-- start --

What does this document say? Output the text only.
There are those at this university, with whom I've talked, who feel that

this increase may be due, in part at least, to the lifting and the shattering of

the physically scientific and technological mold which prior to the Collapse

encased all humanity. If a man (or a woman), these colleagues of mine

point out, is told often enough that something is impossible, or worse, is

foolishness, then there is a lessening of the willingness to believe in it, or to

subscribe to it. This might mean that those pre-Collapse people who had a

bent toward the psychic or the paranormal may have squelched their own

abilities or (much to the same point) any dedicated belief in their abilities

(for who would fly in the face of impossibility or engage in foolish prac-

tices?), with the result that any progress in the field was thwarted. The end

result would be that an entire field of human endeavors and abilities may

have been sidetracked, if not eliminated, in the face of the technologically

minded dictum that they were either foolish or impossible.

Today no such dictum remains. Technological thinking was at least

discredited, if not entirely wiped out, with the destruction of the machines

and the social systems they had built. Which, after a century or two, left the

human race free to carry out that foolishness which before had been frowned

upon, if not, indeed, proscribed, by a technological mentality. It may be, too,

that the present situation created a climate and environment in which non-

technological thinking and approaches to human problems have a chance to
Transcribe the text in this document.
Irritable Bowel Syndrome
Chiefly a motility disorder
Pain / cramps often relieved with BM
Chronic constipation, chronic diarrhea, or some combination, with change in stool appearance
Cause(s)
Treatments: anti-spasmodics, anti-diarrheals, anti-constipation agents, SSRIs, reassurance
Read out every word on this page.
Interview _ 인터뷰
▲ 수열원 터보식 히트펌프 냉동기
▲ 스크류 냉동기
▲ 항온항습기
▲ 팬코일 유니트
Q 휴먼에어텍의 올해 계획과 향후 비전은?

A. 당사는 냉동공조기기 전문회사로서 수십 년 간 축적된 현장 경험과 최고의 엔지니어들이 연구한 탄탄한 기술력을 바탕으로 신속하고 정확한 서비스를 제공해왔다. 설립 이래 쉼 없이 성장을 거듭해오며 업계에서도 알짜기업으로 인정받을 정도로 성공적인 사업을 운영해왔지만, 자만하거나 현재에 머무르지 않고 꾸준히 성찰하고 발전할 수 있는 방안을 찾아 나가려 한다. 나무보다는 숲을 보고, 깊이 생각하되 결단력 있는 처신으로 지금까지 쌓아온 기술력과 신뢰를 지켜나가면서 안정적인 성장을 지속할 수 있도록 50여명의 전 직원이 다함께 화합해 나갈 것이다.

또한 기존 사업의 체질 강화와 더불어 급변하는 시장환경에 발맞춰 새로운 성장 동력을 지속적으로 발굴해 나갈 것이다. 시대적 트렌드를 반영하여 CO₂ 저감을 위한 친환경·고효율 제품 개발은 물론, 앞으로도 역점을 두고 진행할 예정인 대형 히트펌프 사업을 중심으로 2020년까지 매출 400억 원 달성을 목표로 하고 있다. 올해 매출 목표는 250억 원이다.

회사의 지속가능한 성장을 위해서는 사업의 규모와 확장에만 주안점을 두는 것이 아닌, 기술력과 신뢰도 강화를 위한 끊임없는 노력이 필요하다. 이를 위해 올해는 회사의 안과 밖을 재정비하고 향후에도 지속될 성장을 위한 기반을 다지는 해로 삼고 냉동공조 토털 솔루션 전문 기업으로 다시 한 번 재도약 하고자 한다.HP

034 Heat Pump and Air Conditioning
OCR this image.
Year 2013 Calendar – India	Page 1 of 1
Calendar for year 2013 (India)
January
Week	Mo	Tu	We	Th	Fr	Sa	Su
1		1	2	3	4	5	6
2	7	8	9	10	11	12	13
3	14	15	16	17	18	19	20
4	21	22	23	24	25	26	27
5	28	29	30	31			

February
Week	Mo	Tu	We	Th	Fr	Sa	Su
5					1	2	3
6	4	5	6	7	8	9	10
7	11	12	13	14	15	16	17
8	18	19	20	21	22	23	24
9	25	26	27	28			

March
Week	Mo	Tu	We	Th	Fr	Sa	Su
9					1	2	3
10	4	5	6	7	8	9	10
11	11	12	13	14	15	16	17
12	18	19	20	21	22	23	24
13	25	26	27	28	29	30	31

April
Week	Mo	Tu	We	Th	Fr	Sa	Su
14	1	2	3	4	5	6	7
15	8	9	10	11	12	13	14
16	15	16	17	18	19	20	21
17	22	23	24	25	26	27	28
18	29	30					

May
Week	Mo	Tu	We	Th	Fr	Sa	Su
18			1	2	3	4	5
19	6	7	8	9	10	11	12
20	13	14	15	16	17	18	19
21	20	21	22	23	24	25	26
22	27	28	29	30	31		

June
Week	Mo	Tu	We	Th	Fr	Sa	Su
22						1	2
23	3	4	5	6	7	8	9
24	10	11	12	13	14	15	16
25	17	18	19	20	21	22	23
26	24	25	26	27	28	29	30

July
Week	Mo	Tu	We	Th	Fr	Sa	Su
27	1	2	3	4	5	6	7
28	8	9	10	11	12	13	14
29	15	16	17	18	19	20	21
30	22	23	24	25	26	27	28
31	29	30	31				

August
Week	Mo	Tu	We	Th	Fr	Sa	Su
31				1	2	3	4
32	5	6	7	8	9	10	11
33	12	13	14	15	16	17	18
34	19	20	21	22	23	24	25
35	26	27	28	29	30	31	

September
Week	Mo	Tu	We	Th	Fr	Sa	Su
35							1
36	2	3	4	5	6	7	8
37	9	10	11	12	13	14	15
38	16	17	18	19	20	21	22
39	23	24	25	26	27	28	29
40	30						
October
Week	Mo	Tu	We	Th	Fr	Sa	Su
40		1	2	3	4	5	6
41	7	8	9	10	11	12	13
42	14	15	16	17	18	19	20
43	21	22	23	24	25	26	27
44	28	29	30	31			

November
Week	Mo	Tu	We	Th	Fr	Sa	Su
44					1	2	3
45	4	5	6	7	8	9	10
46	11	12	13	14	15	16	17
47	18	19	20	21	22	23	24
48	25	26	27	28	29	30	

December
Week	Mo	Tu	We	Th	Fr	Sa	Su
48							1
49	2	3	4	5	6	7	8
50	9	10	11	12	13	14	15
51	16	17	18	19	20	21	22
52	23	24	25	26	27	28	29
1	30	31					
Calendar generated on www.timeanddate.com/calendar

-- end --

*OBJECTIVE*:
Take the lines above and retype all of them exactly.

*SOLUTION*:
What does this document say? Output the text only.
There are those at this university, with whom I've talked, who feel that

this increase may be due, in part at least, to the lifting and the shattering of

the physically scientific and technological mold which prior to the Collapse

encased all humanity. If a man (or a woman), these colleagues of mine

point out, is told often enough that something is impossible, or worse, is

foolishness, then there is a lessening of the willingness to believe in it, or to

subscribe to it. This might mean that those pre-Collapse people who had a

bent toward the psychic or the paranormal may have squelched their own

abilities or (much to the same point) any dedicated belief in their abilities

(for who would fly in the face of impossibility or engage in foolish prac-

tices?), with the result that any progress in the field was thwarted. The end

result would be that an entire field of human endeavors and abilities may

have been sidetracked, if not eliminated, in the face of the technologically

minded dictum that they were either foolish or impossible.

Today no such dictum remains. Technological thinking was at least

discredited, if not entirely wiped out, with the destruction of the machines

and the social systems they had built. Which, after a century or two, left the

human race free to carry out that foolishness which before had been frowned

upon, if not, indeed, proscribed, by a technological mentality. It may be, too,

that the present situation created a climate and environment in which non-

technological thinking and approaches to human problems have a chance to
Transcribe the text in this document.
Irritable Bowel Syndrome
Chiefly a motility disorder
Pain / cramps often relieved with BM
Chronic constipation, chronic diarrhea, or some combination, with change in stool appearance
Cause(s)
Treatments: anti-spasmodics, anti-diarrheals, anti-constipation agents, SSRIs, reassurance
Read out every word on this page.
Interview _ 인터뷰
▲ 수열원 터보식 히트펌프 냉동기
▲ 스크류 냉동기
▲ 항온항습기
▲ 팬코일 유니트
Q 휴먼에어텍의 올해 계획과 향후 비전은?

A. 당사는 냉동공조기기 전문회사로서 수십 년 간 축적된 현장 경험과 최고의 엔지니어들이 연구한 탄탄한 기술력을 바탕으로 신속하고 정확한 서비스를 제공해왔다. 설립 이래 쉼 없이 성장을 거듭해오며 업계에서도 알짜기업으로 인정받을 정도로 성공적인 사업을 운영해왔지만, 자만하거나 현재에 머무르지 않고 꾸준히 성찰하고 발전할 수 있는 방안을 찾아 나가려 한다. 나무보다는 숲을 보고, 깊이 생각하되 결단력 있는 처신으로 지금까지 쌓아온 기술력과 신뢰를 지켜나가면서 안정적인 성장을 지속할 수 있도록 50여명의 전 직원이 다함께 화합해 나갈 것이다.

또한 기존 사업의 체질 강화와 더불어 급변하는 시장환경에 발맞춰 새로운 성장 동력을 지속적으로 발굴해 나갈 것이다. 시대적 트렌드를 반영하여 CO₂ 저감을 위한 친환경·고효율 제품 개발은 물론, 앞으로도 역점을 두고 진행할 예정인 대형 히트펌프 사업을 중심으로 2020년까지 매출 400억 원 달성을 목표로 하고 있다. 올해 매출 목표는 250억 원이다.

회사의 지속가능한 성장을 위해서는 사업의 규모와 확장에만 주안점을 두는 것이 아닌, 기술력과 신뢰도 강화를 위한 끊임없는 노력이 필요하다. 이를 위해 올해는 회사의 안과 밖을 재정비하고 향후에도 지속될 성장을 위한 기반을 다지는 해로 삼고 냉동공조 토털 솔루션 전문 기업으로 다시 한 번 재도약 하고자 한다.HP

034 Heat Pump and Air Conditioning
OCR this image.
Year 2013 Calendar – India	Page 1 of 1
Calendar for year 2013 (India)
January
Week	Mo	Tu	We	Th	Fr	Sa	Su
1		1	2	3	4	5	6
2	7	8	9	10	11	12	13
3	14	15	16	17	18	19	20
4	21	22	23	24	25	26	27
5	28	29	30	31			

February
Week	Mo	Tu	We	Th	Fr	Sa	Su
5					1	2	3
6	4	5	6	7	8	9	10
7	11	12	13	14	15	16	17
8	18	19	20	21	22	23	24
9	25	26	27	28			

March
Week	Mo	Tu	We	Th	Fr	Sa	Su
9					1	2	3
10	4	5	6	7	8	9	10
11	11	12	13	14	15	16	17
12	18	19	20	21	22	23	24
13	25	26	27	28	29	30	31

April
Week	Mo	Tu	We	Th	Fr	Sa	Su
14	1	2	3	4	5	6	7
15	8	9	10	11	12	13	14
16	15	16	17	18	19	20	21
17	22	23	24	25	26	27	28
18	29	30					

May
Week	Mo	Tu	We	Th	Fr	Sa	Su
18			1	2	3	4	5
19	6	7	8	9	10	11	12
20	13	14	15	16	17	18	19
21	20	21	22	23	24	25	26
22	27	28	29	30	31		

June
Week	Mo	Tu	We	Th	Fr	Sa	Su
22						1	2
23	3	4	5	6	7	8	9
24	10	11	12	13	14	15	16
25	17	18	19	20	21	22	23
26	24	25	26	27	28	29	30

July
Week	Mo	Tu	We	Th	Fr	Sa	Su
27	1	2	3	4	5	6	7
28	8	9	10	11	12	13	14
29	15	16	17	18	19	20	21
30	22	23	24	25	26	27	28
31	29	30	31				

August
Week	Mo	Tu	We	Th	Fr	Sa	Su
31				1	2	3	4
32	5	6	7	8	9	10	11
33	12	13	14	15	16	17	18
34	19	20	21	22	23	24	25
35	26	27	28	29	30	31	

September
Week	Mo	Tu	We	Th	Fr	Sa	Su
35							1
36	2	3	4	5	6	7	8
37	9	10	11	12	13	14	15
38	16	17	18	19	20	21	22
39	23	24	25	26	27	28	29
40	30						
October
Week	Mo	Tu	We	Th	Fr	Sa	Su
40		1	2	3	4	5	6
41	7	8	9	10	11	12	13
42	14	15	16	17	18	19	20
43	21	22	23	24	25	26	27
44	28	29	30	31			

November
Week	Mo	Tu	We	Th	Fr	Sa	Su
44					1	2	3
45	4	5	6	7	8	9	10
46	11	12	13	14	15	16	17
47	18	19	20	21	22	23	24
48	25	26	27	28	29	30	

December
Week	Mo	Tu	We	Th	Fr	Sa	Su
48							1
49	2	3	4	5	6	7	8
50	9	10	11	12	13	14	15
51	16	17	18	19	20	21	22
52	23	24	25	26	27	28	29
1	30	31					
Calendar generated on www.timeanddate.com/calendar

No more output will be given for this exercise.